Search the data below for "Equip"; list each line that holds it.

>> BEGIN Material provided

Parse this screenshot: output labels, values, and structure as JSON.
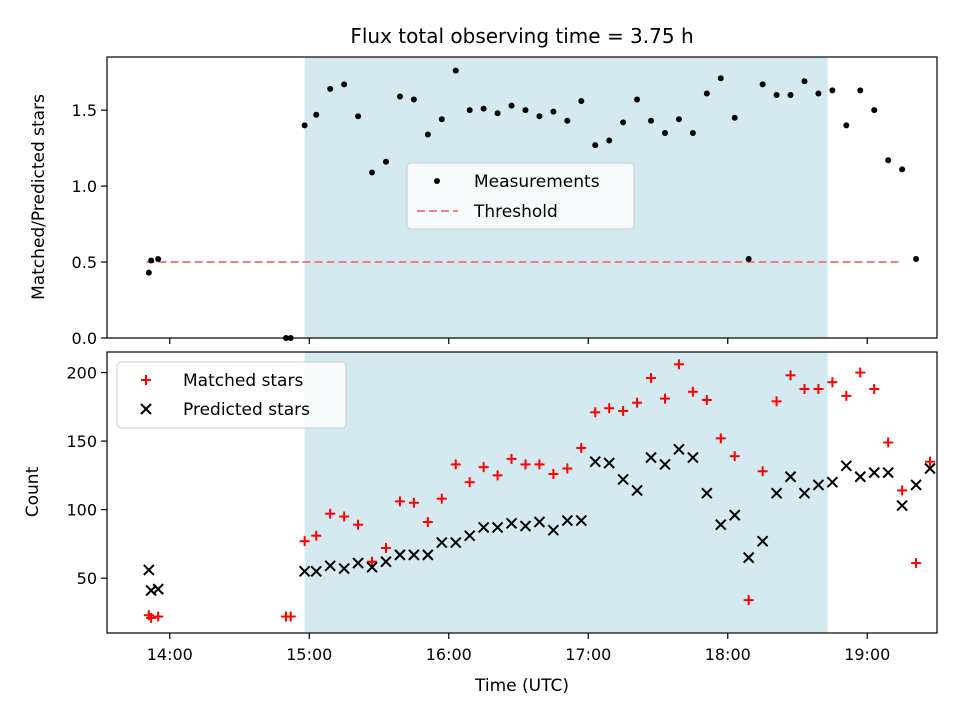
{
  "chart_data": [
    {
      "type": "scatter",
      "title": "Flux total observing time = 3.75 h",
      "xlabel": "",
      "ylabel": "Matched/Predicted stars",
      "xlim": [
        "13:33",
        "19:30"
      ],
      "ylim": [
        0,
        1.85
      ],
      "yticks": [
        "0.0",
        "0.5",
        "1.0",
        "1.5"
      ],
      "grid": false,
      "legend_position": "center",
      "shaded_region": {
        "start": "14:58",
        "end": "18:43",
        "color": "#d4eaf0"
      },
      "threshold": {
        "name": "Threshold",
        "value": 0.5,
        "x_start": "13:50",
        "x_end": "19:14",
        "color": "#f08080"
      },
      "series": [
        {
          "name": "Measurements",
          "color": "#000000",
          "marker": "dot",
          "x": [
            "13:51",
            "13:52",
            "13:55",
            "14:50",
            "14:52",
            "14:58",
            "15:03",
            "15:09",
            "15:15",
            "15:21",
            "15:27",
            "15:33",
            "15:39",
            "15:45",
            "15:51",
            "15:57",
            "16:03",
            "16:09",
            "16:15",
            "16:21",
            "16:27",
            "16:33",
            "16:39",
            "16:45",
            "16:51",
            "16:57",
            "17:03",
            "17:09",
            "17:15",
            "17:21",
            "17:27",
            "17:33",
            "17:39",
            "17:45",
            "17:51",
            "17:57",
            "18:03",
            "18:09",
            "18:15",
            "18:21",
            "18:27",
            "18:33",
            "18:39",
            "18:45",
            "18:51",
            "18:57",
            "19:03",
            "19:09",
            "19:15",
            "19:21"
          ],
          "y": [
            0.43,
            0.51,
            0.52,
            0.0,
            0.0,
            1.4,
            1.47,
            1.64,
            1.67,
            1.46,
            1.09,
            1.16,
            1.59,
            1.57,
            1.34,
            1.44,
            1.76,
            1.5,
            1.51,
            1.48,
            1.53,
            1.5,
            1.46,
            1.49,
            1.43,
            1.56,
            1.27,
            1.3,
            1.42,
            1.57,
            1.43,
            1.35,
            1.44,
            1.35,
            1.61,
            1.71,
            1.45,
            0.52,
            1.67,
            1.6,
            1.6,
            1.69,
            1.61,
            1.63,
            1.4,
            1.63,
            1.5,
            1.17,
            1.11,
            0.52
          ]
        }
      ]
    },
    {
      "type": "scatter",
      "title": "",
      "xlabel": "Time (UTC)",
      "ylabel": "Count",
      "xlim": [
        "13:33",
        "19:30"
      ],
      "ylim": [
        10,
        215
      ],
      "xticks": [
        "14:00",
        "15:00",
        "16:00",
        "17:00",
        "18:00",
        "19:00"
      ],
      "yticks": [
        "50",
        "100",
        "150",
        "200"
      ],
      "grid": false,
      "legend_position": "upper-left",
      "shaded_region": {
        "start": "14:58",
        "end": "18:43",
        "color": "#d4eaf0"
      },
      "series": [
        {
          "name": "Matched stars",
          "color": "#ff0000",
          "marker": "plus",
          "x": [
            "13:51",
            "13:52",
            "13:55",
            "14:50",
            "14:52",
            "14:58",
            "15:03",
            "15:09",
            "15:15",
            "15:21",
            "15:27",
            "15:33",
            "15:39",
            "15:45",
            "15:51",
            "15:57",
            "16:03",
            "16:09",
            "16:15",
            "16:21",
            "16:27",
            "16:33",
            "16:39",
            "16:45",
            "16:51",
            "16:57",
            "17:03",
            "17:09",
            "17:15",
            "17:21",
            "17:27",
            "17:33",
            "17:39",
            "17:45",
            "17:51",
            "17:57",
            "18:03",
            "18:09",
            "18:15",
            "18:21",
            "18:27",
            "18:33",
            "18:39",
            "18:45",
            "18:51",
            "18:57",
            "19:03",
            "19:09",
            "19:15",
            "19:21",
            "19:27"
          ],
          "y": [
            23,
            21,
            22,
            22,
            22,
            77,
            81,
            97,
            95,
            89,
            62,
            72,
            106,
            105,
            91,
            108,
            133,
            120,
            131,
            125,
            137,
            133,
            133,
            126,
            130,
            145,
            171,
            174,
            172,
            178,
            196,
            181,
            206,
            186,
            180,
            152,
            139,
            34,
            128,
            179,
            198,
            188,
            188,
            193,
            183,
            200,
            188,
            149,
            114,
            61,
            135
          ]
        },
        {
          "name": "Predicted stars",
          "color": "#000000",
          "marker": "x",
          "x": [
            "13:51",
            "13:52",
            "13:55",
            "14:58",
            "15:03",
            "15:09",
            "15:15",
            "15:21",
            "15:27",
            "15:33",
            "15:39",
            "15:45",
            "15:51",
            "15:57",
            "16:03",
            "16:09",
            "16:15",
            "16:21",
            "16:27",
            "16:33",
            "16:39",
            "16:45",
            "16:51",
            "16:57",
            "17:03",
            "17:09",
            "17:15",
            "17:21",
            "17:27",
            "17:33",
            "17:39",
            "17:45",
            "17:51",
            "17:57",
            "18:03",
            "18:09",
            "18:15",
            "18:21",
            "18:27",
            "18:33",
            "18:39",
            "18:45",
            "18:51",
            "18:57",
            "19:03",
            "19:09",
            "19:15",
            "19:21",
            "19:27"
          ],
          "y": [
            56,
            41,
            42,
            55,
            55,
            59,
            57,
            61,
            58,
            62,
            67,
            67,
            67,
            76,
            76,
            81,
            87,
            87,
            90,
            88,
            91,
            85,
            92,
            92,
            135,
            134,
            122,
            114,
            138,
            133,
            144,
            138,
            112,
            89,
            96,
            65,
            77,
            112,
            124,
            112,
            118,
            120,
            132,
            124,
            127,
            127,
            103,
            118,
            130
          ]
        }
      ]
    }
  ]
}
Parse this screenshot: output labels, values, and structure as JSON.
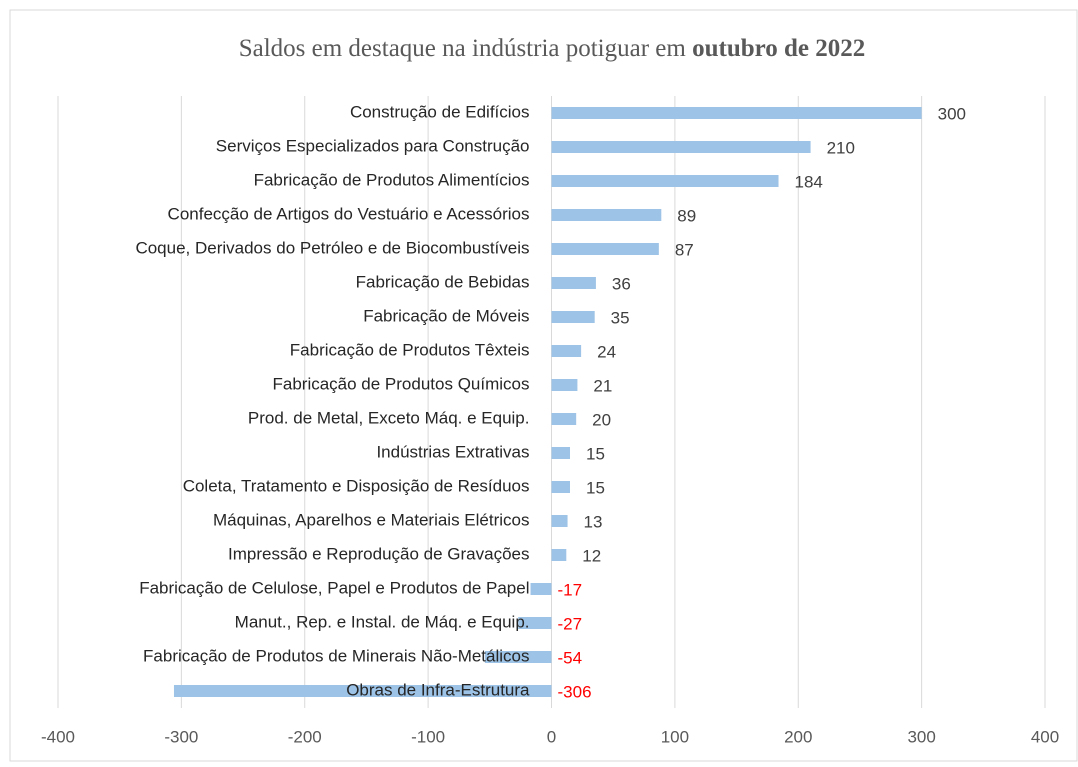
{
  "chart_data": {
    "type": "barh",
    "title": "Saldos em destaque na indústria potiguar em",
    "title_emphasis": "outubro de 2022",
    "categories": [
      "Construção de Edifícios",
      "Serviços Especializados para Construção",
      "Fabricação de Produtos Alimentícios",
      "Confecção de Artigos do Vestuário e Acessórios",
      "Coque,  Derivados do Petróleo e de Biocombustíveis",
      "Fabricação de Bebidas",
      "Fabricação de Móveis",
      "Fabricação de Produtos Têxteis",
      "Fabricação de Produtos Químicos",
      "Prod. de Metal, Exceto Máq. e Equip.",
      "Indústrias Extrativas",
      "Coleta, Tratamento e Disposição de Resíduos",
      "Máquinas, Aparelhos e Materiais Elétricos",
      "Impressão e Reprodução de Gravações",
      "Fabricação de Celulose, Papel e Produtos de Papel",
      "Manut., Rep. e Instal. de Máq. e Equip.",
      "Fabricação de Produtos de Minerais Não-Metálicos",
      "Obras de Infra-Estrutura"
    ],
    "values": [
      300,
      210,
      184,
      89,
      87,
      36,
      35,
      24,
      21,
      20,
      15,
      15,
      13,
      12,
      -17,
      -27,
      -54,
      -306
    ],
    "color": "#9dc3e6",
    "label_color": "#404040",
    "negative_label_color": "#ff0000",
    "xlim": [
      -400,
      400
    ],
    "xticks": [
      -400,
      -300,
      -200,
      -100,
      0,
      100,
      200,
      300,
      400
    ],
    "grid": true
  }
}
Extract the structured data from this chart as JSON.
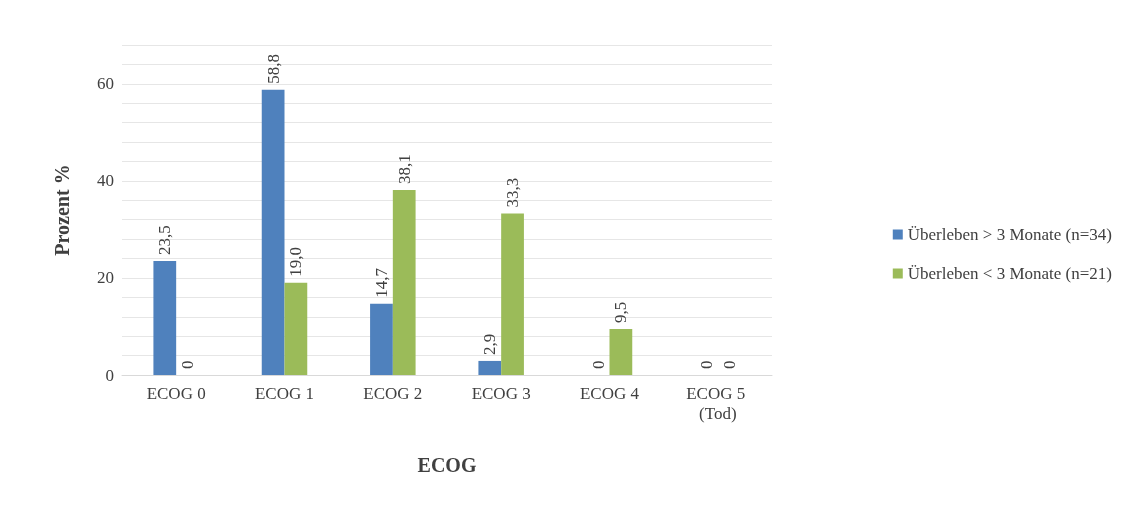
{
  "chart_data": {
    "type": "bar",
    "xlabel": "ECOG",
    "ylabel": "Prozent %",
    "categories": [
      "ECOG 0",
      "ECOG 1",
      "ECOG 2",
      "ECOG 3",
      "ECOG 4",
      "ECOG 5 (Tod)"
    ],
    "series": [
      {
        "name": "Überleben > 3 Monate (n=34)",
        "color": "#4f81bd",
        "values": [
          23.5,
          58.8,
          14.7,
          2.9,
          0,
          0
        ],
        "value_labels": [
          "23,5",
          "58,8",
          "14,7",
          "2,9",
          "0",
          "0"
        ]
      },
      {
        "name": "Überleben < 3 Monate (n=21)",
        "color": "#9bbb59",
        "values": [
          0,
          19.0,
          38.1,
          33.3,
          9.5,
          0
        ],
        "value_labels": [
          "0",
          "19,0",
          "38,1",
          "33,3",
          "9,5",
          "0"
        ]
      }
    ],
    "ylim": [
      0,
      68
    ],
    "yticks": [
      0,
      {
        "value": 4,
        "label": null
      },
      {
        "value": 8,
        "label": null
      },
      {
        "value": 12,
        "label": null
      },
      {
        "value": 16,
        "label": null
      },
      20,
      {
        "value": 24,
        "label": null
      },
      {
        "value": 28,
        "label": null
      },
      {
        "value": 32,
        "label": null
      },
      {
        "value": 36,
        "label": null
      },
      40,
      {
        "value": 44,
        "label": null
      },
      {
        "value": 48,
        "label": null
      },
      {
        "value": 52,
        "label": null
      },
      {
        "value": 56,
        "label": null
      },
      60,
      {
        "value": 64,
        "label": null
      },
      {
        "value": 68,
        "label": null
      }
    ],
    "grid": true,
    "legend": "right"
  }
}
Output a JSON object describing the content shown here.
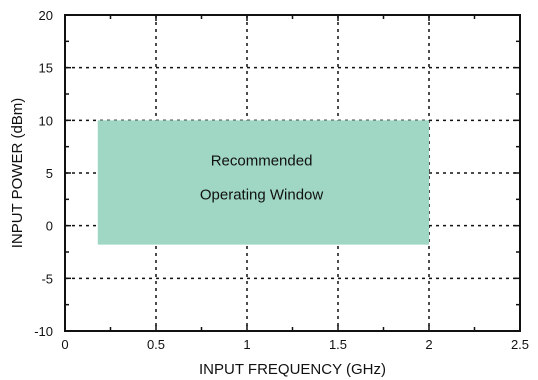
{
  "chart_data": {
    "type": "area",
    "title": "",
    "xlabel": "INPUT FREQUENCY (GHz)",
    "ylabel": "INPUT POWER (dBm)",
    "xlim": [
      0,
      2.5
    ],
    "ylim": [
      -10,
      20
    ],
    "x_ticks": [
      0,
      0.5,
      1,
      1.5,
      2,
      2.5
    ],
    "x_tick_labels": [
      "0",
      "0.5",
      "1",
      "1.5",
      "2",
      "2.5"
    ],
    "y_ticks": [
      -10,
      -5,
      0,
      5,
      10,
      15,
      20
    ],
    "y_tick_labels": [
      "-10",
      "-5",
      "0",
      "5",
      "10",
      "15",
      "20"
    ],
    "grid": true,
    "region": {
      "label_lines": [
        "Recommended",
        "Operating Window"
      ],
      "x_range": [
        0.18,
        2.0
      ],
      "y_range": [
        -1.8,
        10
      ],
      "color": "#9fd6c4"
    }
  }
}
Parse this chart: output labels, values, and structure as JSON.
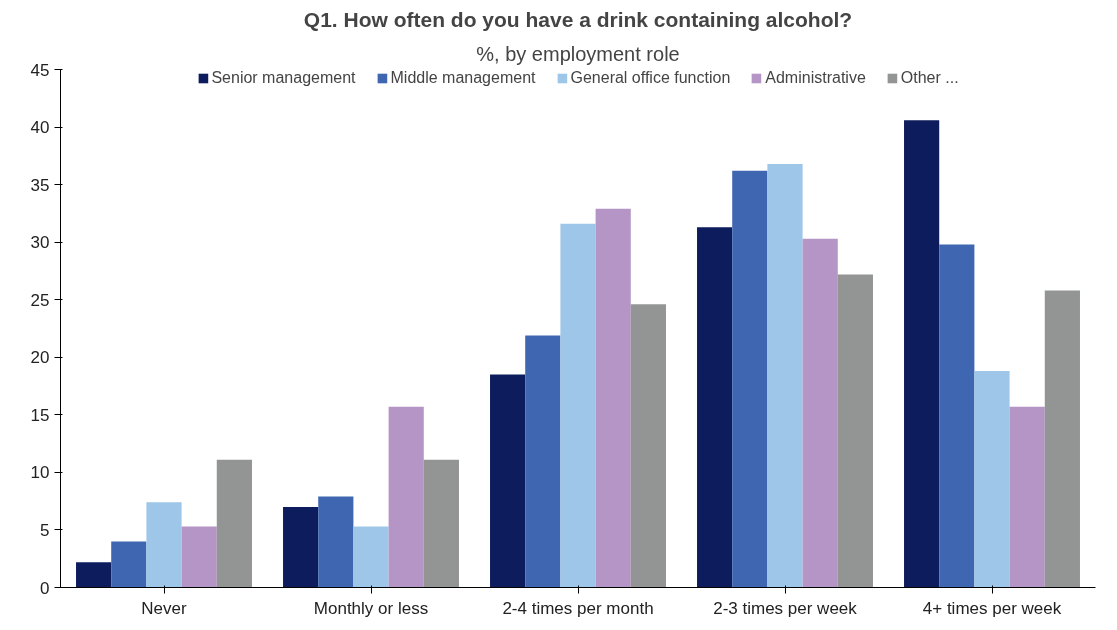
{
  "chart_data": {
    "type": "bar",
    "title": "Q1. How often do you have a drink containing alcohol?",
    "subtitle": "%, by employment role",
    "categories": [
      "Never",
      "Monthly or less",
      "2-4 times per month",
      "2-3 times per week",
      "4+ times per week"
    ],
    "series": [
      {
        "name": "Senior management",
        "color": "#0d1c5c",
        "values": [
          2.2,
          7.0,
          18.5,
          31.3,
          40.6
        ]
      },
      {
        "name": "Middle management",
        "color": "#3f66b0",
        "values": [
          4.0,
          7.9,
          21.9,
          36.2,
          29.8
        ]
      },
      {
        "name": "General office function",
        "color": "#9dc6e9",
        "values": [
          7.4,
          5.3,
          31.6,
          36.8,
          18.8
        ]
      },
      {
        "name": "Administrative",
        "color": "#b595c5",
        "values": [
          5.3,
          15.7,
          32.9,
          30.3,
          15.7
        ]
      },
      {
        "name": "Other ...",
        "color": "#939494",
        "values": [
          11.1,
          11.1,
          24.6,
          27.2,
          25.8
        ]
      }
    ],
    "ylim": [
      0,
      45
    ],
    "yticks": [
      0,
      5,
      10,
      15,
      20,
      25,
      30,
      35,
      40,
      45
    ],
    "grid": false,
    "legend": "top"
  }
}
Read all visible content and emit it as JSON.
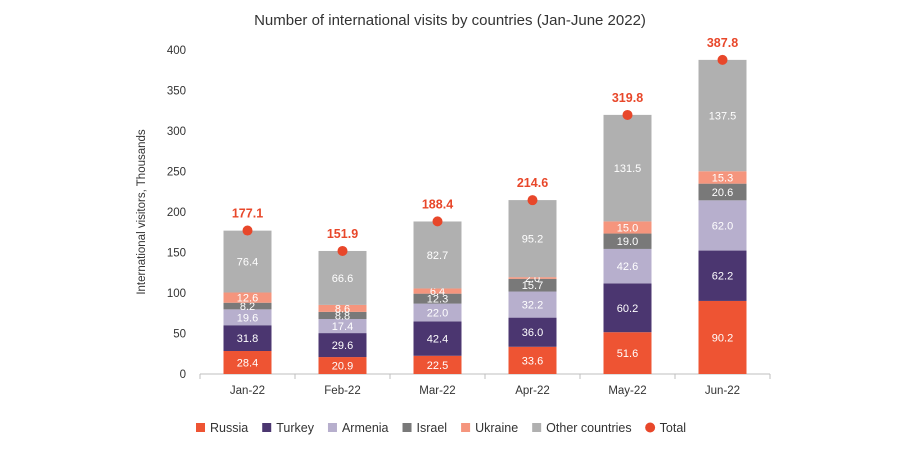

>> END Material provided

Response:
      "Prod. de Metal, Exceto Máq. e Equip.",
      "Manut., Rep. e Instal. de Máq. e Equip.",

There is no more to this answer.